Quoted text

┄┄┄┄┄┄┄┄┄┄

[Desktop_architects] Drivers -- below the OS?

Dave Jones davej at redhat.com
Fri Aug 3 17:07:00 PDT 2007


On Fri, Aug 03, 2007 at 06:45:23PM -0500, Miller, Marc wrote:
 > I recently came across an article claiming that virtualization "liberates"
 > the OS from the hardware, basically implying that the hypervisor can now
 > contain all of the drivers and that the OS just needs to have a standard
 > abstraction layer for accessing the true driver involved.  
 > 
 > Funny, I thought the OS's job was to manage the hardware so that the
 > applications wouldn't have to.  It's almost like outsourcing:  in DOS,
 > applications had to know what graphics card, printer, mouse, etc. you were
 > using.  Linux and Windows standardized this by making device management part
 > of its job.  (and yes, UNIX already did this)  now hardware management is
 > going down another level of the stack.
 > 
 > Of course, this shift in thinking hits at about the same time that drivers
 > have become a hot topic for Linux.  Hardware vendors don't want to have to
 > provide support to OEMs for several versions of the driver (Red Hat, SUSE,
 > Ubuntu, etc.), some hardware vendors are reluctant to reveal their code (for
 > a range of reasons), and Linux kernel developers are reluctant to
 > standardize the API.

┄┄┄┄┄┄┄┄┄┄

Dataset records
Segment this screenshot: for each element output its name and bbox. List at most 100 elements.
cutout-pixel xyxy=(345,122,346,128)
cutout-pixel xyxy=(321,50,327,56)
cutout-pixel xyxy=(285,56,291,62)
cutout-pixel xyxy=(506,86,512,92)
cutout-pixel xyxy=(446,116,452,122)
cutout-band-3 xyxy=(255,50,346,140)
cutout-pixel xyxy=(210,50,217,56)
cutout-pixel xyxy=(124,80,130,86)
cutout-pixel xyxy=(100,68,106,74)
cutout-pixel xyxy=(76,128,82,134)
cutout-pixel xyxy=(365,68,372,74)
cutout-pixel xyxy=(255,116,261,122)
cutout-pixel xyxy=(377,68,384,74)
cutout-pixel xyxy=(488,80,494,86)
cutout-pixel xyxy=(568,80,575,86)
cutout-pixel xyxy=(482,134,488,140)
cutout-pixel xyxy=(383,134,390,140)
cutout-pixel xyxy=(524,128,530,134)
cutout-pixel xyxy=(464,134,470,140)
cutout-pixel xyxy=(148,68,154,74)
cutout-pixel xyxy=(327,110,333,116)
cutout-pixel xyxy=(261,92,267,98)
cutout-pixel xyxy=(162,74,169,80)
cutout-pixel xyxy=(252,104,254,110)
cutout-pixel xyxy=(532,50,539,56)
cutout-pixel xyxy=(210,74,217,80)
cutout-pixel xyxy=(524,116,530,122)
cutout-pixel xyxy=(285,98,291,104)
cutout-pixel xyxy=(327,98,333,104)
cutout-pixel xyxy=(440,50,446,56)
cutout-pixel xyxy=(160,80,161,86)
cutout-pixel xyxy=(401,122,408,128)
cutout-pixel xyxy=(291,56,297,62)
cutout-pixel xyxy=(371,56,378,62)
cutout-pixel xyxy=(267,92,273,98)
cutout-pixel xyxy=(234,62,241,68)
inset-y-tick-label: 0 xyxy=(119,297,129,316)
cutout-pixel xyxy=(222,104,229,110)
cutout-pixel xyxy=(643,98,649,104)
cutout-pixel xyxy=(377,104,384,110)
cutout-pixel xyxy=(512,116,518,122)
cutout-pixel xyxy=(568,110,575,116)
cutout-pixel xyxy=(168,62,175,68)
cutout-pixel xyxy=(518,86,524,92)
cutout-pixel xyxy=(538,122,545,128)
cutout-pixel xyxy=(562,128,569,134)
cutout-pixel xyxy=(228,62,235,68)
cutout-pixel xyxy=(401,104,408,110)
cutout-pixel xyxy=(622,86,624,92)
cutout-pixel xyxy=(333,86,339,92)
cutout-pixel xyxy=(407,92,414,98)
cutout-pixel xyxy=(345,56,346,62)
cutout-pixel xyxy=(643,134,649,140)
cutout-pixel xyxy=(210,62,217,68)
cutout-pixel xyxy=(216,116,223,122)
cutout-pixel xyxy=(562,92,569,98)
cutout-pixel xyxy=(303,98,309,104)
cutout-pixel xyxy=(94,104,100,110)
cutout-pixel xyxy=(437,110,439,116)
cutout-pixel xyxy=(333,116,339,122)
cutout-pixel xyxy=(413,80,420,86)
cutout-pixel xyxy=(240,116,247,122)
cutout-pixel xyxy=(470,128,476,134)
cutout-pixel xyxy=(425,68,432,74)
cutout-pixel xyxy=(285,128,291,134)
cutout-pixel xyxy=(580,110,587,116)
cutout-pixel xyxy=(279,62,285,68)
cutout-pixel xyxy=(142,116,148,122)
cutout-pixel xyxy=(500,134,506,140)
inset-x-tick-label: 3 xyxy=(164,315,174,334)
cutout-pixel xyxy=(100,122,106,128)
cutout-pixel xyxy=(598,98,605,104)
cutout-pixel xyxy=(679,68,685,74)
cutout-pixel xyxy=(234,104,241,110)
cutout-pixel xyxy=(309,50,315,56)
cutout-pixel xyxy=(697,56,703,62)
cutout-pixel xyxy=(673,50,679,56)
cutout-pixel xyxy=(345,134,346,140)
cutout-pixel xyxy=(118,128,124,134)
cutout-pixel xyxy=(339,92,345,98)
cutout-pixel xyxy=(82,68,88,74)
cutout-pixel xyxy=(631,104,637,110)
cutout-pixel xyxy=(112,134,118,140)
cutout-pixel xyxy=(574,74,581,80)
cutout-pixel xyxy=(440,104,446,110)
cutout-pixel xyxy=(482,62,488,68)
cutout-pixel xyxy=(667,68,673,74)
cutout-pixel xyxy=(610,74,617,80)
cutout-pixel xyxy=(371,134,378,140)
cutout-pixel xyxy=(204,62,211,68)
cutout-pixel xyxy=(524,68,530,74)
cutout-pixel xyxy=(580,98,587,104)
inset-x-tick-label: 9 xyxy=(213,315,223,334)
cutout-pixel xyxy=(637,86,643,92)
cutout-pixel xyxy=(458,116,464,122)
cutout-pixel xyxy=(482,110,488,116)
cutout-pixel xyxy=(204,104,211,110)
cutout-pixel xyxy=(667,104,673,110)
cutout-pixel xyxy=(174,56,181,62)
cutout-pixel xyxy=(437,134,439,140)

┄┄┄┄┄┄┄┄┄┄

Work instructions
1 – Write out the part of the mailing-list message between "On Fri, Aug" and "true driver involved.", inclusive.
2 – According to the mailing-list message, what did applications in DOS have to know?
3 – Render this sentence from the mailing-list message in Spanish: "Funny, I thought the OS's job was to manage the hardware so that the applications wouldn't have to."
The records stand apart from the mailing-list message and have no connection to it.

Solutions to the tasks
1 –
On Fri, Aug 03, 2007 at 06:45:23PM -0500, Miller, Marc wrote:
 > I recently came across an article claiming that virtualization "liberates"
 > the OS from the hardware, basically implying that the hypervisor can now
 > contain all of the drivers and that the OS just needs to have a standard
 > abstraction layer for accessing the true driver involved.

2 – What graphics card, printer, mouse, and so on were being used.

3 – Qué curioso, yo pensaba que el trabajo del sistema operativo era gestionar el hardware para que las aplicaciones no tuvieran que hacerlo.